— begin Extracted entries —

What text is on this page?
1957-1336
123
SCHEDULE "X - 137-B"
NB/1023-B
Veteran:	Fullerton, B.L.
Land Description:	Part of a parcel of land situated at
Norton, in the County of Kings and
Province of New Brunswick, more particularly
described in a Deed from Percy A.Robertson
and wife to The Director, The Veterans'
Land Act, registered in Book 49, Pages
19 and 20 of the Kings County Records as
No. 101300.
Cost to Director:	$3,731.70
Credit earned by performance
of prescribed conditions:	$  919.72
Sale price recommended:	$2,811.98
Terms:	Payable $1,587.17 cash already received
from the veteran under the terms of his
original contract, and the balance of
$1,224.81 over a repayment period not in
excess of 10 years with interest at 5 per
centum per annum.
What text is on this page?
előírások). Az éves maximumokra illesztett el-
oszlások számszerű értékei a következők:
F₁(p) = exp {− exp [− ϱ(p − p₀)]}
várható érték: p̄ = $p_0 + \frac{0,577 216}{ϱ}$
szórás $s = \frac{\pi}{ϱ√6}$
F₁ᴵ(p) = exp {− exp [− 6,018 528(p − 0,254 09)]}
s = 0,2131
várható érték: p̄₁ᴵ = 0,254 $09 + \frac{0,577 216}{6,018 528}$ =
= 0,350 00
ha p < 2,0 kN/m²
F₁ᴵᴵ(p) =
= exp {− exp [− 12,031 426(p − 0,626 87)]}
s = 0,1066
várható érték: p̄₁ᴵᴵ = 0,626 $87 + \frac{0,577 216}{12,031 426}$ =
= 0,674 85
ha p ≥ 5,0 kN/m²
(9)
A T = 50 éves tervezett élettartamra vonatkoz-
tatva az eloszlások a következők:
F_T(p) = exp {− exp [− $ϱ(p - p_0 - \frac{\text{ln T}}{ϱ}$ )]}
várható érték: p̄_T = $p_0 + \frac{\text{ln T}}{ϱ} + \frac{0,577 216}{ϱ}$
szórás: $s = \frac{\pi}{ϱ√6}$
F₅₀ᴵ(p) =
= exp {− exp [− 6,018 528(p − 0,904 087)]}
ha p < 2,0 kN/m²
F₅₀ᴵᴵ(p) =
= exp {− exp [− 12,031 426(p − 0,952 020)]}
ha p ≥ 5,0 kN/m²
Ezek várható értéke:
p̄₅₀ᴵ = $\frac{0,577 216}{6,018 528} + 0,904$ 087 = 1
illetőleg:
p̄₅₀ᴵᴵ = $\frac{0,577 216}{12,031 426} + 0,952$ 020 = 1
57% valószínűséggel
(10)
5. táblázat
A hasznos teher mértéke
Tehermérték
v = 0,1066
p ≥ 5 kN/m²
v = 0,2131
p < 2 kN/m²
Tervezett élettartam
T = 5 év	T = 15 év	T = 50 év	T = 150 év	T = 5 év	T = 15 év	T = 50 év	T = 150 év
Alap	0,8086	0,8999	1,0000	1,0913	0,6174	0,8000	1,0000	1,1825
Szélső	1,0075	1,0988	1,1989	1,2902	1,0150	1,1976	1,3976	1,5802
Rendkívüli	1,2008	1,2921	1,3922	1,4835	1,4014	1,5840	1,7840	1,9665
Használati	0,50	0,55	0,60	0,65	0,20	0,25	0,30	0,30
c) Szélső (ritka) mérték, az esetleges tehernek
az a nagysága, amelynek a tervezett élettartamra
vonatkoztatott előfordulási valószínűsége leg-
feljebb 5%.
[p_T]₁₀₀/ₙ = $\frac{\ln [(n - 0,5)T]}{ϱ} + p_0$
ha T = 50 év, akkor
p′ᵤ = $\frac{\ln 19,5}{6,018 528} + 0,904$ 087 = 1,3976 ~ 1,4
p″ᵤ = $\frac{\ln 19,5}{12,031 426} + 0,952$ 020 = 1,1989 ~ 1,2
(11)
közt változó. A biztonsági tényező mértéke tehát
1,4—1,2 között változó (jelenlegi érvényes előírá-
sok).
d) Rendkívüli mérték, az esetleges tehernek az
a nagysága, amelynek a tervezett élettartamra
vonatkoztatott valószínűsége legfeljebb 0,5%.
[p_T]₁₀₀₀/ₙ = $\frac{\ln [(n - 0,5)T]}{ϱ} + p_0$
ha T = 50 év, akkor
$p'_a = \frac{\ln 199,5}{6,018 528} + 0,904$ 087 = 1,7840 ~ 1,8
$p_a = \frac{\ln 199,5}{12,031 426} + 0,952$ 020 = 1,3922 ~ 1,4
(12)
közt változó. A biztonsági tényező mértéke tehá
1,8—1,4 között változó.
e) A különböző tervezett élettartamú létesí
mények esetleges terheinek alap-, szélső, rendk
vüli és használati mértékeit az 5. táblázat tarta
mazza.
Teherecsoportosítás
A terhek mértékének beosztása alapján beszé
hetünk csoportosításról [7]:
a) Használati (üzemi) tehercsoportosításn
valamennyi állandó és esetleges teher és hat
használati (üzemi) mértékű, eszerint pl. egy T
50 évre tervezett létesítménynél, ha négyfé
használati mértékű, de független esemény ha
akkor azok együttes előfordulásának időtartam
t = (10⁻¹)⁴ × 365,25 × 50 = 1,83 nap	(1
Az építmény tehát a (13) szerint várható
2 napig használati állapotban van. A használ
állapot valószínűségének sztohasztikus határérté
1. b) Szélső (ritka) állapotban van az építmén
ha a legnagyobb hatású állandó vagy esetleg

— end Extracted entries —

**Request:**
Please reproduce every line of the material word for word.

**The reply:**
What text is on this page?
1957-1336
123
SCHEDULE "X - 137-B"
NB/1023-B
Veteran:	Fullerton, B.L.
Land Description:	Part of a parcel of land situated at
Norton, in the County of Kings and
Province of New Brunswick, more particularly
described in a Deed from Percy A.Robertson
and wife to The Director, The Veterans'
Land Act, registered in Book 49, Pages
19 and 20 of the Kings County Records as
No. 101300.
Cost to Director:	$3,731.70
Credit earned by performance
of prescribed conditions:	$  919.72
Sale price recommended:	$2,811.98
Terms:	Payable $1,587.17 cash already received
from the veteran under the terms of his
original contract, and the balance of
$1,224.81 over a repayment period not in
excess of 10 years with interest at 5 per
centum per annum.
What text is on this page?
előírások). Az éves maximumokra illesztett el-
oszlások számszerű értékei a következők:
F₁(p) = exp {− exp [− ϱ(p − p₀)]}
várható érték: p̄ = $p_0 + \frac{0,577 216}{ϱ}$
szórás $s = \frac{\pi}{ϱ√6}$
F₁ᴵ(p) = exp {− exp [− 6,018 528(p − 0,254 09)]}
s = 0,2131
várható érték: p̄₁ᴵ = 0,254 $09 + \frac{0,577 216}{6,018 528}$ =
= 0,350 00
ha p < 2,0 kN/m²
F₁ᴵᴵ(p) =
= exp {− exp [− 12,031 426(p − 0,626 87)]}
s = 0,1066
várható érték: p̄₁ᴵᴵ = 0,626 $87 + \frac{0,577 216}{12,031 426}$ =
= 0,674 85
ha p ≥ 5,0 kN/m²
(9)
A T = 50 éves tervezett élettartamra vonatkoz-
tatva az eloszlások a következők:
F_T(p) = exp {− exp [− $ϱ(p - p_0 - \frac{\text{ln T}}{ϱ}$ )]}
várható érték: p̄_T = $p_0 + \frac{\text{ln T}}{ϱ} + \frac{0,577 216}{ϱ}$
szórás: $s = \frac{\pi}{ϱ√6}$
F₅₀ᴵ(p) =
= exp {− exp [− 6,018 528(p − 0,904 087)]}
ha p < 2,0 kN/m²
F₅₀ᴵᴵ(p) =
= exp {− exp [− 12,031 426(p − 0,952 020)]}
ha p ≥ 5,0 kN/m²
Ezek várható értéke:
p̄₅₀ᴵ = $\frac{0,577 216}{6,018 528} + 0,904$ 087 = 1
illetőleg:
p̄₅₀ᴵᴵ = $\frac{0,577 216}{12,031 426} + 0,952$ 020 = 1
57% valószínűséggel
(10)
5. táblázat
A hasznos teher mértéke
Tehermérték
v = 0,1066
p ≥ 5 kN/m²
v = 0,2131
p < 2 kN/m²
Tervezett élettartam
T = 5 év	T = 15 év	T = 50 év	T = 150 év	T = 5 év	T = 15 év	T = 50 év	T = 150 év
Alap	0,8086	0,8999	1,0000	1,0913	0,6174	0,8000	1,0000	1,1825
Szélső	1,0075	1,0988	1,1989	1,2902	1,0150	1,1976	1,3976	1,5802
Rendkívüli	1,2008	1,2921	1,3922	1,4835	1,4014	1,5840	1,7840	1,9665
Használati	0,50	0,55	0,60	0,65	0,20	0,25	0,30	0,30
c) Szélső (ritka) mérték, az esetleges tehernek
az a nagysága, amelynek a tervezett élettartamra
vonatkoztatott előfordulási valószínűsége leg-
feljebb 5%.
[p_T]₁₀₀/ₙ = $\frac{\ln [(n - 0,5)T]}{ϱ} + p_0$
ha T = 50 év, akkor
p′ᵤ = $\frac{\ln 19,5}{6,018 528} + 0,904$ 087 = 1,3976 ~ 1,4
p″ᵤ = $\frac{\ln 19,5}{12,031 426} + 0,952$ 020 = 1,1989 ~ 1,2
(11)
közt változó. A biztonsági tényező mértéke tehát
1,4—1,2 között változó (jelenlegi érvényes előírá-
sok).
d) Rendkívüli mérték, az esetleges tehernek az
a nagysága, amelynek a tervezett élettartamra
vonatkoztatott valószínűsége legfeljebb 0,5%.
[p_T]₁₀₀₀/ₙ = $\frac{\ln [(n - 0,5)T]}{ϱ} + p_0$
ha T = 50 év, akkor
$p'_a = \frac{\ln 199,5}{6,018 528} + 0,904$ 087 = 1,7840 ~ 1,8
$p_a = \frac{\ln 199,5}{12,031 426} + 0,952$ 020 = 1,3922 ~ 1,4
(12)
közt változó. A biztonsági tényező mértéke tehá
1,8—1,4 között változó.
e) A különböző tervezett élettartamú létesí
mények esetleges terheinek alap-, szélső, rendk
vüli és használati mértékeit az 5. táblázat tarta
mazza.
Teherecsoportosítás
A terhek mértékének beosztása alapján beszé
hetünk csoportosításról [7]:
a) Használati (üzemi) tehercsoportosításn
valamennyi állandó és esetleges teher és hat
használati (üzemi) mértékű, eszerint pl. egy T
50 évre tervezett létesítménynél, ha négyfé
használati mértékű, de független esemény ha
akkor azok együttes előfordulásának időtartam
t = (10⁻¹)⁴ × 365,25 × 50 = 1,83 nap	(1
Az építmény tehát a (13) szerint várható
2 napig használati állapotban van. A használ
állapot valószínűségének sztohasztikus határérté
1. b) Szélső (ritka) állapotban van az építmén
ha a legnagyobb hatású állandó vagy esetleg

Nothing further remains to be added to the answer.